** Start MATERIAL FOR THE TASK **

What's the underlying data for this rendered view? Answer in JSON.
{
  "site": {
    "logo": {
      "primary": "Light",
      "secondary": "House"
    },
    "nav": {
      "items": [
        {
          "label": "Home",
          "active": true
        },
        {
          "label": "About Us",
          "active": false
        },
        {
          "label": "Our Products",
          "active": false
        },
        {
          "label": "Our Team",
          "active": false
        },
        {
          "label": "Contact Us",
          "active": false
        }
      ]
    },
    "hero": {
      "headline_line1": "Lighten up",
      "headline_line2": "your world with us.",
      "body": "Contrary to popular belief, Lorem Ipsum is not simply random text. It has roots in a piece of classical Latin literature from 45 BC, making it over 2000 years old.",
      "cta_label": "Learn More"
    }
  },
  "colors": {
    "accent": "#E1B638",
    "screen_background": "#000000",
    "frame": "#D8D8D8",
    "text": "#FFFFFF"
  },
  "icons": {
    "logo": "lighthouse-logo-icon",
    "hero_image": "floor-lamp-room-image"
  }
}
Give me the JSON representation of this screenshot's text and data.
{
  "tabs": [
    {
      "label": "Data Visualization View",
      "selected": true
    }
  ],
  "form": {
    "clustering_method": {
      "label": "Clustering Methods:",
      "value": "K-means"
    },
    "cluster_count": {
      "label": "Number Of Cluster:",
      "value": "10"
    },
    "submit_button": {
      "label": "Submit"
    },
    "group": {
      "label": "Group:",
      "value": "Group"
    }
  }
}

** End MATERIAL FOR THE TASK **

[REQUIREMENTS] Each line from the one containing "Give me the" through the end of the entries, both included, is to be returned exactly, with no other lines.

[RESPONSE TO THE TASK]
Give me the JSON representation of this screenshot's text and data.
{
  "tabs": [
    {
      "label": "Data Visualization View",
      "selected": true
    }
  ],
  "form": {
    "clustering_method": {
      "label": "Clustering Methods:",
      "value": "K-means"
    },
    "cluster_count": {
      "label": "Number Of Cluster:",
      "value": "10"
    },
    "submit_button": {
      "label": "Submit"
    },
    "group": {
      "label": "Group:",
      "value": "Group"
    }
  }
}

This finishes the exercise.